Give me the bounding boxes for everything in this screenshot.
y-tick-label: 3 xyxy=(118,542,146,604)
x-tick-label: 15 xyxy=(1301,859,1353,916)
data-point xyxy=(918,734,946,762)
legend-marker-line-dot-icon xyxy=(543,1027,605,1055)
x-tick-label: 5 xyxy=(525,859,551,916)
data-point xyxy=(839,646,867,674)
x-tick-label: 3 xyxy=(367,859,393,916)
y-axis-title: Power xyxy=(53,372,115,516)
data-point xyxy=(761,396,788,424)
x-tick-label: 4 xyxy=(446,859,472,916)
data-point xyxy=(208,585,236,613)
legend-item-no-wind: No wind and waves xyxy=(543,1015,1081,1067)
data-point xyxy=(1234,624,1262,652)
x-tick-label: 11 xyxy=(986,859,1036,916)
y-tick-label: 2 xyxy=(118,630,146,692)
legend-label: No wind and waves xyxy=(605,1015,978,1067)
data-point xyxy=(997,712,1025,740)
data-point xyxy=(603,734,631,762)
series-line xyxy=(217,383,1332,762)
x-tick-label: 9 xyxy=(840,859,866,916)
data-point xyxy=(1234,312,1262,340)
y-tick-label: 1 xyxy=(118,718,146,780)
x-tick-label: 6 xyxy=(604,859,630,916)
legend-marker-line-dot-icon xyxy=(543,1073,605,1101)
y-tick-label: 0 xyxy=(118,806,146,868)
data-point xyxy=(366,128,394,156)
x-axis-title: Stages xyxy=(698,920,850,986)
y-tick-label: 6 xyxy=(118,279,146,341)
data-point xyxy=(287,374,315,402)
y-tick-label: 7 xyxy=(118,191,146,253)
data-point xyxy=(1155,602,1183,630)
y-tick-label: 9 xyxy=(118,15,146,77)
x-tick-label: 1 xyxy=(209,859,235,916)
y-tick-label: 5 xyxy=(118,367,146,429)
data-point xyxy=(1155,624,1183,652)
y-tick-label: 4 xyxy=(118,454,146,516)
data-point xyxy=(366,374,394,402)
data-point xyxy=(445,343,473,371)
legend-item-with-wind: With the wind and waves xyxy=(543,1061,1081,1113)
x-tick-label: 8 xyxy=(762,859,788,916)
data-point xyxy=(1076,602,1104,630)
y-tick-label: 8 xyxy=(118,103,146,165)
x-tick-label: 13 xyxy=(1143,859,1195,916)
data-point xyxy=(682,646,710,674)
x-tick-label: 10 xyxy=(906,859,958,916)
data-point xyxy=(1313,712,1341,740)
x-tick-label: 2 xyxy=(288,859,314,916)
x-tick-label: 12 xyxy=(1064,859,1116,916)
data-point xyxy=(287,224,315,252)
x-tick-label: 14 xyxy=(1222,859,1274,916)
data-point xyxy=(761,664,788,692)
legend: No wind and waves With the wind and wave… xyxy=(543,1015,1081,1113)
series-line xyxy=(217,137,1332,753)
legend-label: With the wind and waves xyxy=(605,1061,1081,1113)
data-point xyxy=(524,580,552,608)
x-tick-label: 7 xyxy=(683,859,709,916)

= Exercise task =
Write out the stretch of rows above, from the first row through the one containing "data-point xyxy=(997,712,1025,740)", copying every character without change.

= Complete output =
Give me the bounding boxes for everything in this screenshot.
y-tick-label: 3 xyxy=(118,542,146,604)
x-tick-label: 15 xyxy=(1301,859,1353,916)
data-point xyxy=(918,734,946,762)
legend-marker-line-dot-icon xyxy=(543,1027,605,1055)
x-tick-label: 5 xyxy=(525,859,551,916)
data-point xyxy=(839,646,867,674)
x-tick-label: 3 xyxy=(367,859,393,916)
y-axis-title: Power xyxy=(53,372,115,516)
data-point xyxy=(761,396,788,424)
x-tick-label: 4 xyxy=(446,859,472,916)
data-point xyxy=(208,585,236,613)
legend-item-no-wind: No wind and waves xyxy=(543,1015,1081,1067)
data-point xyxy=(1234,624,1262,652)
x-tick-label: 11 xyxy=(986,859,1036,916)
y-tick-label: 2 xyxy=(118,630,146,692)
legend-label: No wind and waves xyxy=(605,1015,978,1067)
data-point xyxy=(997,712,1025,740)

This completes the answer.